• Short exercise
Copy each line that holds "ausgeführt".

Part of a data file
------------------------------------------------------------------------

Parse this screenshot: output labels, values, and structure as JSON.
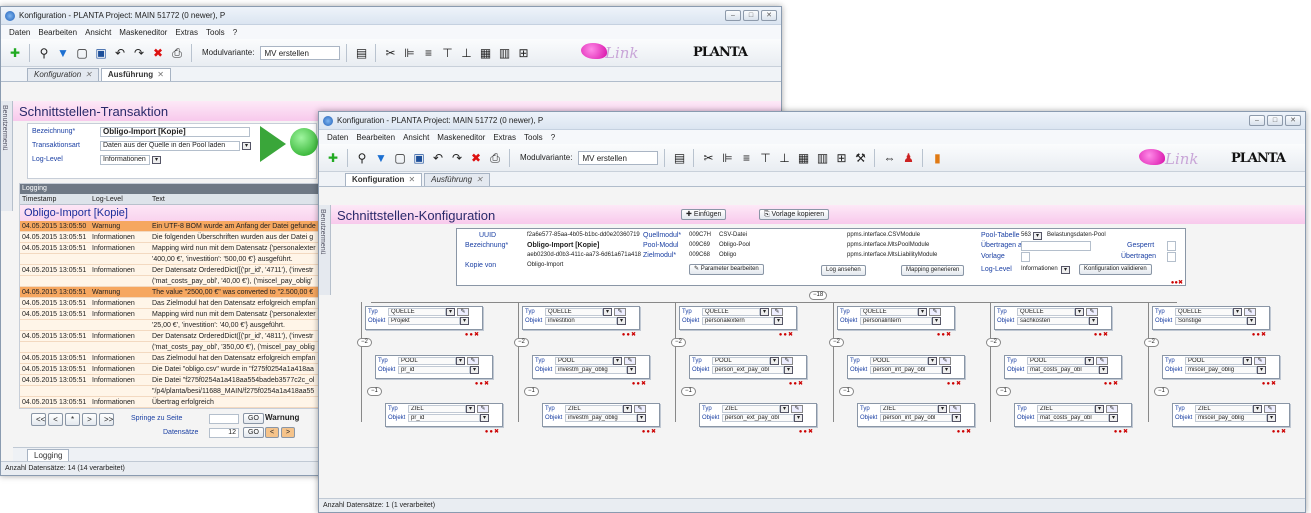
{
  "back": {
    "title": "Konfiguration - PLANTA Project: MAIN 51772  (0 newer), P",
    "menu": [
      "Daten",
      "Bearbeiten",
      "Ansicht",
      "Maskeneditor",
      "Extras",
      "Tools",
      "?"
    ],
    "modul_label": "Modulvariante:",
    "modul_value": "MV erstellen",
    "link": "Link",
    "brand": "PLANTA",
    "tabs": [
      {
        "label": "Konfiguration"
      },
      {
        "label": "Ausführung"
      }
    ],
    "sidebar": "Benutzermenü",
    "header": "Schnittstellen-Transaktion",
    "form": {
      "bez_label": "Bezeichnung*",
      "bez_value": "Obligo-Import [Kopie]",
      "art_label": "Transaktionsart",
      "art_value": "Daten aus der Quelle in den Pool laden",
      "level_label": "Log-Level",
      "level_value": "Informationen"
    },
    "logging": {
      "title": "Logging",
      "cols": [
        "Timestamp",
        "Log-Level",
        "Text"
      ],
      "heading": "Obligo-Import [Kopie]",
      "rows": [
        {
          "ts": "04.05.2015 13:05:50",
          "lvl": "Warnung",
          "txt": "Ein UTF-8 BOM wurde am Anfang der Datei gefunde",
          "w": true
        },
        {
          "ts": "04.05.2015 13:05:51",
          "lvl": "Informationen",
          "txt": "Die folgenden Überschriften wurden aus der Datei g",
          "w": false
        },
        {
          "ts": "04.05.2015 13:05:51",
          "lvl": "Informationen",
          "txt": "Mapping wird nun mit dem Datensatz {'personalexter",
          "w": false
        },
        {
          "ts": "",
          "lvl": "",
          "txt": "'400,00 €', 'investition': '500,00 €'} ausgeführt.",
          "w": false
        },
        {
          "ts": "04.05.2015 13:05:51",
          "lvl": "Informationen",
          "txt": "Der Datensatz OrderedDict([('pr_id', '4711'), ('investr",
          "w": false
        },
        {
          "ts": "",
          "lvl": "",
          "txt": "('mat_costs_pay_obl', '40,00 €'), ('miscel_pay_oblig'",
          "w": false
        },
        {
          "ts": "04.05.2015 13:05:51",
          "lvl": "Warnung",
          "txt": "The value \"2500,00 €\" was converted to \"2.500,00 €",
          "w": true
        },
        {
          "ts": "04.05.2015 13:05:51",
          "lvl": "Informationen",
          "txt": "Das Zielmodul hat den Datensatz erfolgreich empfan",
          "w": false
        },
        {
          "ts": "04.05.2015 13:05:51",
          "lvl": "Informationen",
          "txt": "Mapping wird nun mit dem Datensatz {'personalexter",
          "w": false
        },
        {
          "ts": "",
          "lvl": "",
          "txt": "'25,00 €', 'investition': '40,00 €'} ausgeführt.",
          "w": false
        },
        {
          "ts": "04.05.2015 13:05:51",
          "lvl": "Informationen",
          "txt": "Der Datensatz OrderedDict([('pr_id', '4811'), ('investr",
          "w": false
        },
        {
          "ts": "",
          "lvl": "",
          "txt": "('mat_costs_pay_obl', '350,00 €'), ('miscel_pay_oblig",
          "w": false
        },
        {
          "ts": "04.05.2015 13:05:51",
          "lvl": "Informationen",
          "txt": "Das Zielmodul hat den Datensatz erfolgreich empfan",
          "w": false
        },
        {
          "ts": "04.05.2015 13:05:51",
          "lvl": "Informationen",
          "txt": "Die Datei \"obligo.csv\" wurde in \"f275f0254a1a418aa",
          "w": false
        },
        {
          "ts": "04.05.2015 13:05:51",
          "lvl": "Informationen",
          "txt": "Die Datei \"f275f0254a1a418aa554badeb3577c2c_ol",
          "w": false
        },
        {
          "ts": "",
          "lvl": "",
          "txt": "\"/p4/planta/besi/11688_MAIN/f275f0254a1a418aa55",
          "w": false
        },
        {
          "ts": "04.05.2015 13:05:51",
          "lvl": "Informationen",
          "txt": "Übertrag erfolgreich",
          "w": false
        }
      ]
    },
    "nav": {
      "buttons": [
        "<<",
        "<",
        "*",
        ">",
        ">>"
      ],
      "springe": "Springe zu Seite",
      "go": "GO",
      "warnung": "Warnung",
      "datensaetze": "Datensätze",
      "ds_value": "12"
    },
    "bottom_tab": "Logging",
    "status": "Anzahl Datensätze: 14 (14 verarbeitet)"
  },
  "front": {
    "title": "Konfiguration - PLANTA Project: MAIN 51772  (0 newer), P",
    "menu": [
      "Daten",
      "Bearbeiten",
      "Ansicht",
      "Maskeneditor",
      "Extras",
      "Tools",
      "?"
    ],
    "modul_label": "Modulvariante:",
    "modul_value": "MV erstellen",
    "link": "Link",
    "brand": "PLANTA",
    "tabs": [
      {
        "label": "Konfiguration"
      },
      {
        "label": "Ausführung"
      }
    ],
    "sidebar": "Benutzermenü",
    "header": "Schnittstellen-Konfiguration",
    "btn_einfuegen": "Einfügen",
    "btn_vorlage": "Vorlage kopieren",
    "config": {
      "uuid_label": "UUID",
      "uuid": "f2a6e577-85aa-4b05-b1bc-dd0e20360719",
      "bez_label": "Bezeichnung*",
      "bez": "Obligo-Import [Kopie]",
      "kopie_uuid": "aeb0230d-d0b3-411c-aa73-6d61a671a418",
      "kopie_label": "Kopie von",
      "kopie": "Obligo-Import",
      "quell_label": "Quellmodul*",
      "quell_id": "009C7H",
      "quell_name": "CSV-Datei",
      "quell_cls": "ppms.interface.CSVModule",
      "pool_label": "Pool-Modul",
      "pool_id": "009C69",
      "pool_name": "Obligo-Pool",
      "pool_cls": "ppms.interface.MtsPoolModule",
      "ziel_label": "Zielmodul*",
      "ziel_id": "009C68",
      "ziel_name": "Obligo",
      "ziel_cls": "ppms.interface.MtsLiabilityModule",
      "pooltab_label": "Pool-Tabelle",
      "pooltab_id": "563",
      "pooltab_name": "Belastungsdaten-Pool",
      "uebertragen_am": "Übertragen am",
      "gesperrt": "Gesperrt",
      "vorlage": "Vorlage",
      "uebertragen": "Übertragen",
      "loglevel": "Log-Level",
      "loglevel_value": "Informationen",
      "btn_param": "Parameter bearbeiten",
      "btn_log": "Log ansehen",
      "btn_mapping": "Mapping generieren",
      "btn_validieren": "Konfiguration validieren"
    },
    "tree_count": "18",
    "columns": [
      {
        "quelle": "Projekt",
        "pool": "pr_id",
        "ziel": "pr_id"
      },
      {
        "quelle": "investition",
        "pool": "investm_pay_oblig",
        "ziel": "investm_pay_oblig"
      },
      {
        "quelle": "personalextern",
        "pool": "person_ext_pay_obl",
        "ziel": "person_ext_pay_obl"
      },
      {
        "quelle": "personalintern",
        "pool": "person_int_pay_obl",
        "ziel": "person_int_pay_obl"
      },
      {
        "quelle": "sachkosten",
        "pool": "mat_costs_pay_obl",
        "ziel": "mat_costs_pay_obl"
      },
      {
        "quelle": "Sonstige",
        "pool": "miscel_pay_oblig",
        "ziel": "miscel_pay_oblig"
      }
    ],
    "typ_label": "Typ",
    "obj_label": "Objekt",
    "types": {
      "q": "QUELLE",
      "p": "POOL",
      "z": "ZIEL"
    },
    "count2": "2",
    "count1": "1",
    "status": "Anzahl Datensätze: 1 (1 verarbeitet)"
  }
}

------------------------------------------------------------------------

• Response
          "txt": "'400,00 €', 'investition': '500,00 €'} ausgeführt.",
          "txt": "'25,00 €', 'investition': '40,00 €'} ausgeführt.",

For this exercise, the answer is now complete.